[Start Exercise data]
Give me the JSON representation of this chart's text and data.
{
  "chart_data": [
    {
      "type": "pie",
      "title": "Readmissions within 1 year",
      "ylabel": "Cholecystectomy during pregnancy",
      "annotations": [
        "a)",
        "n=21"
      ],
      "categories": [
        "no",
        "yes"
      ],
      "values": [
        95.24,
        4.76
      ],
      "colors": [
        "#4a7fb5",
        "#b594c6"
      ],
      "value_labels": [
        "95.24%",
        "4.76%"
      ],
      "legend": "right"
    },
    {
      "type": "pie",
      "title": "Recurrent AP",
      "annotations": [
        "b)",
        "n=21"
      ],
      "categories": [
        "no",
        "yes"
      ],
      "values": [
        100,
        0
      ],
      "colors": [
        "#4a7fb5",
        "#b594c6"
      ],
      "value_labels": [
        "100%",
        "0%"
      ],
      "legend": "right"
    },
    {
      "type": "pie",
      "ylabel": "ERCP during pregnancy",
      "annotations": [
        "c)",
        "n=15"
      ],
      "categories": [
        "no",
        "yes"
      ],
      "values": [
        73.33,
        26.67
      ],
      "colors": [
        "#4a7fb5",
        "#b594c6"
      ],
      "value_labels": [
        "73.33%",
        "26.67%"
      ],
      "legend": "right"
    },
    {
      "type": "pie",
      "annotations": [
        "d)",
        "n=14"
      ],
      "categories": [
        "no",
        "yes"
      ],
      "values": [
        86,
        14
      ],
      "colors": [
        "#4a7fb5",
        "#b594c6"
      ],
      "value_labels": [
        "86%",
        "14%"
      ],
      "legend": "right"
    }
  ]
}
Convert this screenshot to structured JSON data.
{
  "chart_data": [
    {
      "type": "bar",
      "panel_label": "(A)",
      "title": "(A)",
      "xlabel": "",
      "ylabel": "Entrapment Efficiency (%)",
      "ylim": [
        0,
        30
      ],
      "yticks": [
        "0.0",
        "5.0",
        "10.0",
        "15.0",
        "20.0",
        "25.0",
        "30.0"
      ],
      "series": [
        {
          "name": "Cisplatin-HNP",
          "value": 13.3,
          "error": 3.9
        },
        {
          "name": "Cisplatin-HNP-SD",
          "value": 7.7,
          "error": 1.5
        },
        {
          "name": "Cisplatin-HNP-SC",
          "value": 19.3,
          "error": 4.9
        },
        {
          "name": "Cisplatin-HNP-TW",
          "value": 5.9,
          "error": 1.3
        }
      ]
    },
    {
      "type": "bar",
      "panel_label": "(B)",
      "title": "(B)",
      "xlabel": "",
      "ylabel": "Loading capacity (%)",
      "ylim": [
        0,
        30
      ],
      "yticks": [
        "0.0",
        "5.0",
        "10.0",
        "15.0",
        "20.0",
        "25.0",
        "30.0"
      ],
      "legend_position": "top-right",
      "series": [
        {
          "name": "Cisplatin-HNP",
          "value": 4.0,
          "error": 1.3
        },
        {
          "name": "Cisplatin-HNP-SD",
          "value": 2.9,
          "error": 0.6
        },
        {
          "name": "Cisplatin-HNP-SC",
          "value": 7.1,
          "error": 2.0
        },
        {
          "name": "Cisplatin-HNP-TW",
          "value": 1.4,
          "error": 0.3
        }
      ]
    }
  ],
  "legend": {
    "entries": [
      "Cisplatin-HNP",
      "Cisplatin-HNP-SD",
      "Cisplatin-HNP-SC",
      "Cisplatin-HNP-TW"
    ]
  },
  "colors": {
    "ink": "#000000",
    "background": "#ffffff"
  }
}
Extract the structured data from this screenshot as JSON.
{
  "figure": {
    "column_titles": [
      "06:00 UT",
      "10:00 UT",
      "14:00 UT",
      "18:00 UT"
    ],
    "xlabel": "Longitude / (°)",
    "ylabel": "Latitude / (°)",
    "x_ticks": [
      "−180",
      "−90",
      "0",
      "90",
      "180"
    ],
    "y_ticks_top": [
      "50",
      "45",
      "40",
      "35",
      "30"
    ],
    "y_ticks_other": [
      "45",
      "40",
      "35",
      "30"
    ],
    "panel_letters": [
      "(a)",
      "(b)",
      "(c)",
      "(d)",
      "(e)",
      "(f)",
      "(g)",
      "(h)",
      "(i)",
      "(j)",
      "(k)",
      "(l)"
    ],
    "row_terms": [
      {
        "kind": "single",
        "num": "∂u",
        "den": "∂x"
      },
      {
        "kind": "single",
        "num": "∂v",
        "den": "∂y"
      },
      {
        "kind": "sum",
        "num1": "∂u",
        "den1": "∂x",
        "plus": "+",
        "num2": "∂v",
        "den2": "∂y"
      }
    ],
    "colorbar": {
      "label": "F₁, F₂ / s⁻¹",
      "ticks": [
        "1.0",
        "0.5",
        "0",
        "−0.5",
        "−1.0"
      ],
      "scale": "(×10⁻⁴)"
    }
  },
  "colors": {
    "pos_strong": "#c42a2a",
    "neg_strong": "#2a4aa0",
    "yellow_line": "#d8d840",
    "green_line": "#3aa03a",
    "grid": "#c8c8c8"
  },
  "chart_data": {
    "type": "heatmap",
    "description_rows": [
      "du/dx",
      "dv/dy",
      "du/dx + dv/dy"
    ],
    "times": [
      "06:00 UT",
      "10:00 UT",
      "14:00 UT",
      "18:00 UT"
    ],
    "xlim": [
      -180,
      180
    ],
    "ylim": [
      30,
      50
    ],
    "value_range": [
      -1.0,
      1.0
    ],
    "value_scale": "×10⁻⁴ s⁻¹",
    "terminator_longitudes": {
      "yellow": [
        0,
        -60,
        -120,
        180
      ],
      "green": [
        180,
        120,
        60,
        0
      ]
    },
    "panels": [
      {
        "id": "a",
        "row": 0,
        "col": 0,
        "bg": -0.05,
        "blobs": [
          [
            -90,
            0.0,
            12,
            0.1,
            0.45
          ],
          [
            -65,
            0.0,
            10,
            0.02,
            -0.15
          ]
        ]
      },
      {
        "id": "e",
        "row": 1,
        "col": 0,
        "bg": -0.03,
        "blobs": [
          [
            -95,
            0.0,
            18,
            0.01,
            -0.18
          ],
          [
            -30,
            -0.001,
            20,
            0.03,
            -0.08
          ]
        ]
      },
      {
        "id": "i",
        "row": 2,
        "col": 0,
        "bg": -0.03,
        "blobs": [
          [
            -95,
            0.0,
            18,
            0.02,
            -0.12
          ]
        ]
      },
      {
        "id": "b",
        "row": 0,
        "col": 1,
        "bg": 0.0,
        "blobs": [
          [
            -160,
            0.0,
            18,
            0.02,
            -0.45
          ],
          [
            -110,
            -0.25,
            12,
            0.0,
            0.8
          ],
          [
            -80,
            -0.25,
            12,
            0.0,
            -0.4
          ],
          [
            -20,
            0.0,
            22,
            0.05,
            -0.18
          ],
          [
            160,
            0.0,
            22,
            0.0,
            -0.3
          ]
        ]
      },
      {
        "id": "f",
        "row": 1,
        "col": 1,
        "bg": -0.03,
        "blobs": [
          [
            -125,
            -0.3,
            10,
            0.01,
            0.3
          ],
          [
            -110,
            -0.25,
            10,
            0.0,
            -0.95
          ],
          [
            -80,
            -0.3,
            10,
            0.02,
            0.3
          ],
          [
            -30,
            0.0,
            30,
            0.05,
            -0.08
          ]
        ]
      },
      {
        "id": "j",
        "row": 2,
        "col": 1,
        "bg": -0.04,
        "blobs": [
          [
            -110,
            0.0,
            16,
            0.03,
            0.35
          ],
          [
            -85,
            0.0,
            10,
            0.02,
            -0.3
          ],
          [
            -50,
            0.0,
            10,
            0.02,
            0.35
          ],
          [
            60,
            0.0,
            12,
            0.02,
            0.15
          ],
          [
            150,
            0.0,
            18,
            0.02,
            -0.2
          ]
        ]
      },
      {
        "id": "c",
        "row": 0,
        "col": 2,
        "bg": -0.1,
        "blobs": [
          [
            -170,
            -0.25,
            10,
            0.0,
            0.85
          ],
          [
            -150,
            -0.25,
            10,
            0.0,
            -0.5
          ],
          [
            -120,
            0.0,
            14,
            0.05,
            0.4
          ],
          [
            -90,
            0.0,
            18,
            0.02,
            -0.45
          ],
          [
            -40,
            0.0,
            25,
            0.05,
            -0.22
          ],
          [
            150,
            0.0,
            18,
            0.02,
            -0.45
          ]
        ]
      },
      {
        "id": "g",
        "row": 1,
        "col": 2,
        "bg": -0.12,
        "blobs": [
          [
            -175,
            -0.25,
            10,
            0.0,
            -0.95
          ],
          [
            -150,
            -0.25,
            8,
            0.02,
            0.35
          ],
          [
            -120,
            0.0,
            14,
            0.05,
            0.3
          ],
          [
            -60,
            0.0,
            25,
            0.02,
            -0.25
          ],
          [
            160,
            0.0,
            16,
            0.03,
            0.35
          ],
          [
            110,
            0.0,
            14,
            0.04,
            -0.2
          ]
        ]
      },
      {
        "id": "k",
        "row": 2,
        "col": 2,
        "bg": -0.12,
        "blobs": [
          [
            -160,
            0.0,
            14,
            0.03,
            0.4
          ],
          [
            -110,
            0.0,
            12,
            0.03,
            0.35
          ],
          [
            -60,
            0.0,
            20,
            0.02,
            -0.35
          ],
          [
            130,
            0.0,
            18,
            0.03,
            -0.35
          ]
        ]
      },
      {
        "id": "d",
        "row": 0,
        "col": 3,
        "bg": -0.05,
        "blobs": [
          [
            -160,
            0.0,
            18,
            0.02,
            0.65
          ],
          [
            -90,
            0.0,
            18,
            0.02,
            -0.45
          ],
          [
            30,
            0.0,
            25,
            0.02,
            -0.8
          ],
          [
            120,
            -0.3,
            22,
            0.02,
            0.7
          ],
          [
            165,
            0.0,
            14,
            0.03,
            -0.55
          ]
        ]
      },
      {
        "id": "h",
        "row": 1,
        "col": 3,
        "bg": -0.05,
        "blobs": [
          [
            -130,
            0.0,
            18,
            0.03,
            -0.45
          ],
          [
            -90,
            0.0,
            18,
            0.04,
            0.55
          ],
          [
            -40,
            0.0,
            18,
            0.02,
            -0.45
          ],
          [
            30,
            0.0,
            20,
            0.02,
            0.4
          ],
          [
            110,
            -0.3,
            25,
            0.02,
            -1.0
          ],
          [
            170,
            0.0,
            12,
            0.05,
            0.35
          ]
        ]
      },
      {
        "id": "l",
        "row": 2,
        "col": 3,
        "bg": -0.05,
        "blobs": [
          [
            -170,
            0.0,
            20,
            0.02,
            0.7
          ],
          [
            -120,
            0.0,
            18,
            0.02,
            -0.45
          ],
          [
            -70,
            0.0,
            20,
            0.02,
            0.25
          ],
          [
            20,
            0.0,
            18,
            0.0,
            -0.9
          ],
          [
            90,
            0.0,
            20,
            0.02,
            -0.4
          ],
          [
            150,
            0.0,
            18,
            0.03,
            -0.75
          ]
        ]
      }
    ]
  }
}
[End Exercise data]
**Task statement:**
Write out every line of the listing that holds the word "pregnancy".

**The reply:**
      "ylabel": "Cholecystectomy during pregnancy",
      "ylabel": "ERCP during pregnancy",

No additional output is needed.